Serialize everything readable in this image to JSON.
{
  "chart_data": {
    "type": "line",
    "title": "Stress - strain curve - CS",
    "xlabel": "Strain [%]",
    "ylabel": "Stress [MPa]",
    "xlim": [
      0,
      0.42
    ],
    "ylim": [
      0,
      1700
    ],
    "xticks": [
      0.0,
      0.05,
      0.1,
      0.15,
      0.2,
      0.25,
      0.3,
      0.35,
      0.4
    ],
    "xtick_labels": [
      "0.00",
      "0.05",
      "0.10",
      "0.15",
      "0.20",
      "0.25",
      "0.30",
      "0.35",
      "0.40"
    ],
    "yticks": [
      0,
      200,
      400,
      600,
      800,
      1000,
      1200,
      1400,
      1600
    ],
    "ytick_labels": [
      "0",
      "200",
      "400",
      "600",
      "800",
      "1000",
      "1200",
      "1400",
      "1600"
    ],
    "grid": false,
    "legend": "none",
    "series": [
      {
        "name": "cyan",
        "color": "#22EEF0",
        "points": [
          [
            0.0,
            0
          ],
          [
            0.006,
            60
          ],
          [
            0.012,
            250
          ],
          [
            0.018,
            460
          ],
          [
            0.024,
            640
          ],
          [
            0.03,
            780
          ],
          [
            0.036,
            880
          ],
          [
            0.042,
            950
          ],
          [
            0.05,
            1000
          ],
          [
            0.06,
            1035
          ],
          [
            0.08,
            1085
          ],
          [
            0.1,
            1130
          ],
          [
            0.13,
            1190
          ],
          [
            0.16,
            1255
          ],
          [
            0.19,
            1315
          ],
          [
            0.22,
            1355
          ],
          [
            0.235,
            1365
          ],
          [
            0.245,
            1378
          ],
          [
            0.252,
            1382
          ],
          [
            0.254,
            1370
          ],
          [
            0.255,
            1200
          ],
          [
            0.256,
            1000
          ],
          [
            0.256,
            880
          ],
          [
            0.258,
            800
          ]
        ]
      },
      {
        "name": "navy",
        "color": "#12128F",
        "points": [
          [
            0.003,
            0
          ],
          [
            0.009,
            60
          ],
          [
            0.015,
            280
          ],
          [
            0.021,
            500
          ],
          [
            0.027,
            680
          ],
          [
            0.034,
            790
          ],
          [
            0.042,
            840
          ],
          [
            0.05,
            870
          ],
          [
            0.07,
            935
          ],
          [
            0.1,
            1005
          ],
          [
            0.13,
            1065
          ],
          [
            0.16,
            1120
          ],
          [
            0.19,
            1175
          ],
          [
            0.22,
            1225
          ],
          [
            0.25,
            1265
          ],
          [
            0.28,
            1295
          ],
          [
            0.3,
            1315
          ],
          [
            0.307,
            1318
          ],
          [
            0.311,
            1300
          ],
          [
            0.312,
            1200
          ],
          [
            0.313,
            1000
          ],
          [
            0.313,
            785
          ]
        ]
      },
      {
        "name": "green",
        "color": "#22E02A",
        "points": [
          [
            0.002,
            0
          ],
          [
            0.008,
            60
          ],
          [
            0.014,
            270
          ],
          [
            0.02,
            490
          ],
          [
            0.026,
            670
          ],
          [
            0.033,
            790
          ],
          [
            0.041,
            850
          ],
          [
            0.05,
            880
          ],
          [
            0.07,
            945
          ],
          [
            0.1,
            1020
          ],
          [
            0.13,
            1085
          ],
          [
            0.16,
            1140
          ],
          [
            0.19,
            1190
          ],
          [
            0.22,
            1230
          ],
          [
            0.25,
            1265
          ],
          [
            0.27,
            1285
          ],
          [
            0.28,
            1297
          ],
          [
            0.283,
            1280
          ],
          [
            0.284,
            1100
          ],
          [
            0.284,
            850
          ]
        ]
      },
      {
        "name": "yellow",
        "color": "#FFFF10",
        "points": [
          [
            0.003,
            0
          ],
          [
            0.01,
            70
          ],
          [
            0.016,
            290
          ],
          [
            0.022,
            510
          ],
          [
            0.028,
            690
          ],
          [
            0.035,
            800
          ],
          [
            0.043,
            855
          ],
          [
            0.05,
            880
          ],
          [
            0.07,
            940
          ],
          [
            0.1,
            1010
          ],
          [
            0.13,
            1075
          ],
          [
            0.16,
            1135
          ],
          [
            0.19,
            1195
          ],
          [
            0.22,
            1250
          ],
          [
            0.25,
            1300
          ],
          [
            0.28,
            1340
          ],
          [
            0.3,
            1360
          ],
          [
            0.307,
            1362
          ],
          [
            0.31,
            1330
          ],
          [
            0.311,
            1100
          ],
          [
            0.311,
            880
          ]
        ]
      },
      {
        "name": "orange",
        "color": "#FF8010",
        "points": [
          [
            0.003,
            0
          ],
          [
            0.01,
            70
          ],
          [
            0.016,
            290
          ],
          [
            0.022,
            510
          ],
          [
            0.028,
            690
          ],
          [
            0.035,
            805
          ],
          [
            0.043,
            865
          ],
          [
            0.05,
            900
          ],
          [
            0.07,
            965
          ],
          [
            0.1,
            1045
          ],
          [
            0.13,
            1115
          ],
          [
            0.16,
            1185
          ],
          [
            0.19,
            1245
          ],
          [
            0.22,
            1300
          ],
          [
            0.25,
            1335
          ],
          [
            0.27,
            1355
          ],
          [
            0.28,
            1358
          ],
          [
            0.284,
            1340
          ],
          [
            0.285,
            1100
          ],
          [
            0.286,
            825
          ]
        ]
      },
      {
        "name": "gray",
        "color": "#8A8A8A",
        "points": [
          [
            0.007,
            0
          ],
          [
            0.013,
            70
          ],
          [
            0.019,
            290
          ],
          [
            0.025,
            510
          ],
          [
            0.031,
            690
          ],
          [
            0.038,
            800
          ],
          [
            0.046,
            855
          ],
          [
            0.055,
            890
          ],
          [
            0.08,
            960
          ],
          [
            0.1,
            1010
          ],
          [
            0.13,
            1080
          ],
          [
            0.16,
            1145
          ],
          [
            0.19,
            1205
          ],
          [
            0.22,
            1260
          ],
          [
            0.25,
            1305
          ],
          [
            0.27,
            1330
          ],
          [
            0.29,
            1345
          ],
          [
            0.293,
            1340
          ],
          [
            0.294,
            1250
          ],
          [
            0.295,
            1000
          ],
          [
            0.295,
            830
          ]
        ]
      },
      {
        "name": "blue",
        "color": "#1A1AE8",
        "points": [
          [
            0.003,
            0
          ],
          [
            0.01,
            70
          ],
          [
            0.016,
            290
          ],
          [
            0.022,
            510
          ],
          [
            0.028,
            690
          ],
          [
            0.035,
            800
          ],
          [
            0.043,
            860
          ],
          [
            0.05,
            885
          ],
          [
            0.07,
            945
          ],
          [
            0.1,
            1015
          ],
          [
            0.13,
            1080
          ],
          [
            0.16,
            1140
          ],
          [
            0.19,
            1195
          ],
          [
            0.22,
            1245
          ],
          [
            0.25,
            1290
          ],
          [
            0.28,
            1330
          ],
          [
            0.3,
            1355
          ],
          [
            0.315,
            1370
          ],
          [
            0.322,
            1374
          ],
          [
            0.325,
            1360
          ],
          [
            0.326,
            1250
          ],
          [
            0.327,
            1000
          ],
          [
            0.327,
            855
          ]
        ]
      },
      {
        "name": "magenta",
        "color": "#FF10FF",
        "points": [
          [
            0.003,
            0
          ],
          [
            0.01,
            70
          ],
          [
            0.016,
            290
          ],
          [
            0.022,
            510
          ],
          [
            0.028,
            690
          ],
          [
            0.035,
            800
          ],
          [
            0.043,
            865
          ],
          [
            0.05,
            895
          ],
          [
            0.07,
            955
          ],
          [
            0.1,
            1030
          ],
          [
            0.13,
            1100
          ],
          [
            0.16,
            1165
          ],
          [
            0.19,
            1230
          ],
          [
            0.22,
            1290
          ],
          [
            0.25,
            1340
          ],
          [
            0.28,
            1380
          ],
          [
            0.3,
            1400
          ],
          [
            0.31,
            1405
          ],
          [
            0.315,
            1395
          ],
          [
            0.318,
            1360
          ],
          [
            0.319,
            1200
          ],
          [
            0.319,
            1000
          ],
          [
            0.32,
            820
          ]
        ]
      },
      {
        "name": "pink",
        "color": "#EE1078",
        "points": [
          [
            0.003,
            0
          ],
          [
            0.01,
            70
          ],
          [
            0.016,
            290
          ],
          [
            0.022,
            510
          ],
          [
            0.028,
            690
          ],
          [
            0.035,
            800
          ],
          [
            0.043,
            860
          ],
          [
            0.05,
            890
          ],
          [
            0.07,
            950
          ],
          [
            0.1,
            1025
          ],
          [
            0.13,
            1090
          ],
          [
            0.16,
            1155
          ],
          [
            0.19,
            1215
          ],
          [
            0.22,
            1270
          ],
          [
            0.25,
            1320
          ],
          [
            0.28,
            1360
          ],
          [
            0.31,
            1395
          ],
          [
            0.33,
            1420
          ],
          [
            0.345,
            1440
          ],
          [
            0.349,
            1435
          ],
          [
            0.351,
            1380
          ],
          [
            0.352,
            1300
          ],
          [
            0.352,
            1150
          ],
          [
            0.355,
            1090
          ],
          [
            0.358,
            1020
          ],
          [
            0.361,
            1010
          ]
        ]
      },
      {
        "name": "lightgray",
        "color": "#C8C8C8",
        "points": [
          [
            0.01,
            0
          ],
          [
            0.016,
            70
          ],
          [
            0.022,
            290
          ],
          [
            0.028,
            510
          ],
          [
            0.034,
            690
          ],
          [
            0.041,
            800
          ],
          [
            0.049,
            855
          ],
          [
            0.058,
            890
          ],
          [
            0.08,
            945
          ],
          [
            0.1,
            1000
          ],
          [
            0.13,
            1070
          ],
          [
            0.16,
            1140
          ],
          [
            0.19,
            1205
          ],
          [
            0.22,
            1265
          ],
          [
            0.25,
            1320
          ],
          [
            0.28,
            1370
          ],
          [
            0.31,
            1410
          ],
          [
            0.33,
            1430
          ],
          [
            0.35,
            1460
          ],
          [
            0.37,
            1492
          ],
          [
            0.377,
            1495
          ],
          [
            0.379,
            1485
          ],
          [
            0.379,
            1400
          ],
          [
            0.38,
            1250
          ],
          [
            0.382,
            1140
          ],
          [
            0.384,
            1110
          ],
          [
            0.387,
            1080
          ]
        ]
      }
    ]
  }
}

::::

Objective →
Reproduce each line from the records that contains the word "name".

Answer below →
        "name": "cyan",
        "name": "navy",
        "name": "green",
        "name": "yellow",
        "name": "orange",
        "name": "gray",
        "name": "blue",
        "name": "magenta",
        "name": "pink",
        "name": "lightgray",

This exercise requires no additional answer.